__Items from a figure collection__:
==========
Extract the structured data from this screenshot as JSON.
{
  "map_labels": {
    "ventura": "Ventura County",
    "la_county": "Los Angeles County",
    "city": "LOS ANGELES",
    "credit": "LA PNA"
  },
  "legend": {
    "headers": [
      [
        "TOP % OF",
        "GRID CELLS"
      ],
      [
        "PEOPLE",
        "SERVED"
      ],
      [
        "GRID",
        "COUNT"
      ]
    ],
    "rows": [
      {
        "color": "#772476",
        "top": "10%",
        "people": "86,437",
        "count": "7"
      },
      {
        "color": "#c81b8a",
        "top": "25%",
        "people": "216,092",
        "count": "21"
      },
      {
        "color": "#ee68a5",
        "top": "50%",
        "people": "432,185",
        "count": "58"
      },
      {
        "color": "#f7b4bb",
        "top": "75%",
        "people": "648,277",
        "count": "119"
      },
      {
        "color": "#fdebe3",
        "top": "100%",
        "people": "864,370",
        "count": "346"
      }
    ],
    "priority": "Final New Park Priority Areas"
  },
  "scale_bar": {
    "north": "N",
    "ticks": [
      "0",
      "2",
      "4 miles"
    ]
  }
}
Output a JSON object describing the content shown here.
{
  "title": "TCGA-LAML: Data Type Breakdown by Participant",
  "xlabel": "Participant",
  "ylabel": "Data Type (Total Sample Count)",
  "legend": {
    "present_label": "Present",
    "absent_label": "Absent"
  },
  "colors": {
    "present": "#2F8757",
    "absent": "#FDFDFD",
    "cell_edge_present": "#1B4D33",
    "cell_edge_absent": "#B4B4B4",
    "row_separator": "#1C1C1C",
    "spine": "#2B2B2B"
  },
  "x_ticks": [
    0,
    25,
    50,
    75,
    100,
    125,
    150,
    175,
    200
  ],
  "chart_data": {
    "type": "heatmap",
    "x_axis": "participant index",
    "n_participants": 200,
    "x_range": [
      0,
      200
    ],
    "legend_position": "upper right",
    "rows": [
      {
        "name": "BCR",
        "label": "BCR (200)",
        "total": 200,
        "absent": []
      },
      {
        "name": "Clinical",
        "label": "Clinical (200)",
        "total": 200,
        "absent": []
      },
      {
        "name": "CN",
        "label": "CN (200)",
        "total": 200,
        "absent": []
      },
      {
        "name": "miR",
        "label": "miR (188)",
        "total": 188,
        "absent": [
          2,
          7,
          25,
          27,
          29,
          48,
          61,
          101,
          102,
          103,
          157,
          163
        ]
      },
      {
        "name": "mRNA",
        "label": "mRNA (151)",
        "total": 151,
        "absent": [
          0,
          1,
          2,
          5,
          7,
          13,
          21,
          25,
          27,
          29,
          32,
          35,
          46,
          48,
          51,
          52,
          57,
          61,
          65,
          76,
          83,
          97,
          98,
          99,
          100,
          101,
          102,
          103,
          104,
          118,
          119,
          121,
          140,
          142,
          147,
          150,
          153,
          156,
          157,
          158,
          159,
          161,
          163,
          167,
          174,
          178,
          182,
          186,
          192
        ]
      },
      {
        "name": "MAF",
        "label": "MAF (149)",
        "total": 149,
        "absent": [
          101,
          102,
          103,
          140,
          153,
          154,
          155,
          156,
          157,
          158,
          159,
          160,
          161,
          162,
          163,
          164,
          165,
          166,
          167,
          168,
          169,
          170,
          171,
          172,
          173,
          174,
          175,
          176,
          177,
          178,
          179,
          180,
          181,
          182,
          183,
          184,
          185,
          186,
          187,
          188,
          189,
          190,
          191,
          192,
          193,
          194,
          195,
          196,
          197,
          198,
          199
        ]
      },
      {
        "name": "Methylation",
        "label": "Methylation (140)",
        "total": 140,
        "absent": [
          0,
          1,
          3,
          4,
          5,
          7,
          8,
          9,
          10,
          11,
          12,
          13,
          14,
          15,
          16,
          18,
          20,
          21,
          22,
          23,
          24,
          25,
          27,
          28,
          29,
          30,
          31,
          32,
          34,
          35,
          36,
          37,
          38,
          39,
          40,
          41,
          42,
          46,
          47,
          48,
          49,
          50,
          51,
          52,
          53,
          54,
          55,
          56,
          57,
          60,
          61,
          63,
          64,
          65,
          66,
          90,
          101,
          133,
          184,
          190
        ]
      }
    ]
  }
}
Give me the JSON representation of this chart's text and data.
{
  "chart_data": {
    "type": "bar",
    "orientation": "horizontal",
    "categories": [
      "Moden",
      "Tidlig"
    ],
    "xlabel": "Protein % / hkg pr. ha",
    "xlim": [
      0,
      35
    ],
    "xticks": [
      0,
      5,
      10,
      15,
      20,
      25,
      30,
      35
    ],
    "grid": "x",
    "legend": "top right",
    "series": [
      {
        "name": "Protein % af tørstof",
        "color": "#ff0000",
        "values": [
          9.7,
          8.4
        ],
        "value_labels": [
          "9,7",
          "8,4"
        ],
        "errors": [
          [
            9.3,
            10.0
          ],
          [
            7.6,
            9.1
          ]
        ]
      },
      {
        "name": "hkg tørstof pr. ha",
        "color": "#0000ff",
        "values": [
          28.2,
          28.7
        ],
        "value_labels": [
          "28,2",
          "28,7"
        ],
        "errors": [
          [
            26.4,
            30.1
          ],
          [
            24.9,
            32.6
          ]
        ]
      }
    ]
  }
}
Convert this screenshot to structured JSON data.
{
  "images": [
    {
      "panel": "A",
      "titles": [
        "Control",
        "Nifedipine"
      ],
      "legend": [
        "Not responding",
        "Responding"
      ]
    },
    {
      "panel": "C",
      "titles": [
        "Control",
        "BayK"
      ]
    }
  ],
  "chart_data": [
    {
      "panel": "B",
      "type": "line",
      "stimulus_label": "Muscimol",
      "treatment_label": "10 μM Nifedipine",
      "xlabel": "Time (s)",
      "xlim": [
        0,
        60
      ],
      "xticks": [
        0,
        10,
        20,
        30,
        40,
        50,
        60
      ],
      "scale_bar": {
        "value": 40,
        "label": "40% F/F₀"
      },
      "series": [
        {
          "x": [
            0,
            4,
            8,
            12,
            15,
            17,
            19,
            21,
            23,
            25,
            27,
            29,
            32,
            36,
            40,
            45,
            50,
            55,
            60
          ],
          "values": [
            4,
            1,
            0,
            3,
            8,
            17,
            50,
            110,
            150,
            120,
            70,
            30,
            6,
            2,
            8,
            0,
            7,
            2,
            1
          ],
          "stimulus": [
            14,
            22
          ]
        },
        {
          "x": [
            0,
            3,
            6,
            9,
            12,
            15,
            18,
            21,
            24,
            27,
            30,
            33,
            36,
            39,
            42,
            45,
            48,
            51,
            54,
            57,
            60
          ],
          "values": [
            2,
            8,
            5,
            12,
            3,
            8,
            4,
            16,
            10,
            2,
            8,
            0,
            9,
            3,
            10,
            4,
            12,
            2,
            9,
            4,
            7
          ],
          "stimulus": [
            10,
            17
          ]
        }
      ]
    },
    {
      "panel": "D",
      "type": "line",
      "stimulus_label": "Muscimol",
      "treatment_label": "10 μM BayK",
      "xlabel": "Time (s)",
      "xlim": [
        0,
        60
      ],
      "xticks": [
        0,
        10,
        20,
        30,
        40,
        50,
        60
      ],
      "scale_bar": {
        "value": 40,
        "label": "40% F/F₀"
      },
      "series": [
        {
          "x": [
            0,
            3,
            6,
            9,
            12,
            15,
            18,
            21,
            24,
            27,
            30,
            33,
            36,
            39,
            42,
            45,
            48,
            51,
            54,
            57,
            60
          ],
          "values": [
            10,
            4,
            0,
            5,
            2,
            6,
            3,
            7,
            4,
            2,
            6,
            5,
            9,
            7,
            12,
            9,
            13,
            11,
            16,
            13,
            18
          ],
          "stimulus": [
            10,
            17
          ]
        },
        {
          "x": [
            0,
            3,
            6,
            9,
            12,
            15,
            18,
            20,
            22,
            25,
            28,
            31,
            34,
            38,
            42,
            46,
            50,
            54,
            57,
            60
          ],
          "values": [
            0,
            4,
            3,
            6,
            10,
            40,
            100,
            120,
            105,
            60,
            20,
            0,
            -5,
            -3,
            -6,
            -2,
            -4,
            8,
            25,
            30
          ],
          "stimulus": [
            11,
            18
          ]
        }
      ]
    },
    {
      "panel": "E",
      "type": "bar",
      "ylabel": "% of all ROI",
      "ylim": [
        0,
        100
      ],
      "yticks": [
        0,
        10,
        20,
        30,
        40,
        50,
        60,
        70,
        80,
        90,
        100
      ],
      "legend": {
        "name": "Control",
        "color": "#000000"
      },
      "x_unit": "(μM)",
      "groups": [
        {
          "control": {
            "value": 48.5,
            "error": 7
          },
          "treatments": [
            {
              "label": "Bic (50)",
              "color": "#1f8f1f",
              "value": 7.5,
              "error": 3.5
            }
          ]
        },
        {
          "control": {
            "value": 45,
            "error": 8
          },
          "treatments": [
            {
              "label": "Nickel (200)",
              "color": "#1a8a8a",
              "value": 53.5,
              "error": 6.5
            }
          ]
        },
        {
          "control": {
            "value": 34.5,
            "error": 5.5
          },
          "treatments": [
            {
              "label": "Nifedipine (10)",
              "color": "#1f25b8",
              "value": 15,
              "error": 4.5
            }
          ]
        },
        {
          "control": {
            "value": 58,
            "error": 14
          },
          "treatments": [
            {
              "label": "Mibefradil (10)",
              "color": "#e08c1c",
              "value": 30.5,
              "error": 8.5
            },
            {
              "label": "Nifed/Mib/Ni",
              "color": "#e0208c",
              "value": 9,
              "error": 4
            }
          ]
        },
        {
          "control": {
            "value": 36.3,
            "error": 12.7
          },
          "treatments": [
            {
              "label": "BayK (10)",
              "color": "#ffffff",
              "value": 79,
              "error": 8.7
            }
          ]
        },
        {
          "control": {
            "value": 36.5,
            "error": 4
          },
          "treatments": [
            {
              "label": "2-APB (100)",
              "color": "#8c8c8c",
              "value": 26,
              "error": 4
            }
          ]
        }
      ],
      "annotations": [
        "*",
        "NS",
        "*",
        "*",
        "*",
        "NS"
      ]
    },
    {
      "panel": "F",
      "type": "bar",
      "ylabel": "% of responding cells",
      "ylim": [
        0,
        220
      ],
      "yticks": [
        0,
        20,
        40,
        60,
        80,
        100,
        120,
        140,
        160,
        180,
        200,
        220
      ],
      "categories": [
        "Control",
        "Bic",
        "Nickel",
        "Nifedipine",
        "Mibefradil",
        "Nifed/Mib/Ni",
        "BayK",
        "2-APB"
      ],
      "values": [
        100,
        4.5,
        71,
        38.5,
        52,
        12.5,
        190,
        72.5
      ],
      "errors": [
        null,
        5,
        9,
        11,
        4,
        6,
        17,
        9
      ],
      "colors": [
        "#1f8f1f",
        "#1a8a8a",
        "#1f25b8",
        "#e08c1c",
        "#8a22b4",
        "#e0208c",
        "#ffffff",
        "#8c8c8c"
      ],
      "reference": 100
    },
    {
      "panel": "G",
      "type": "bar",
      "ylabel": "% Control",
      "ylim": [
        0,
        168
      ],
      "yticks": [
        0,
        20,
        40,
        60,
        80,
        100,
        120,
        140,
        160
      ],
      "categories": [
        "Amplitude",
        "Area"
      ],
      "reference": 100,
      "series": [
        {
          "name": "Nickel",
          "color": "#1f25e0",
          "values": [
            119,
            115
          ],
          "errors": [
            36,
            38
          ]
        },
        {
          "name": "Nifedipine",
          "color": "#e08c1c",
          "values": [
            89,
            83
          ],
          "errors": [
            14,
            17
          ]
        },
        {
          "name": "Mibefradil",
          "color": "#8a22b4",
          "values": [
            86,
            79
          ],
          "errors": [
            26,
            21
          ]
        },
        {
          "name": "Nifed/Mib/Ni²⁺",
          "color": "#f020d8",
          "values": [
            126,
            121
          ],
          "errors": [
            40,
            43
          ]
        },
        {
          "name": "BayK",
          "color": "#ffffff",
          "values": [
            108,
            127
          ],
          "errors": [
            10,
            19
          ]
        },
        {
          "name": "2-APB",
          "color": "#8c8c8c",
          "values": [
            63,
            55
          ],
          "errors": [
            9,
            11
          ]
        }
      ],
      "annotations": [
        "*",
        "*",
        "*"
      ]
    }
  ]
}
==========
__Exercise brief__: Find every line above that contains the word "panel", and return each one.

__Output for this exercise__:
      "panel": "A",
      "panel": "C",
      "panel": "B",
      "panel": "D",
      "panel": "E",
      "panel": "F",
      "panel": "G",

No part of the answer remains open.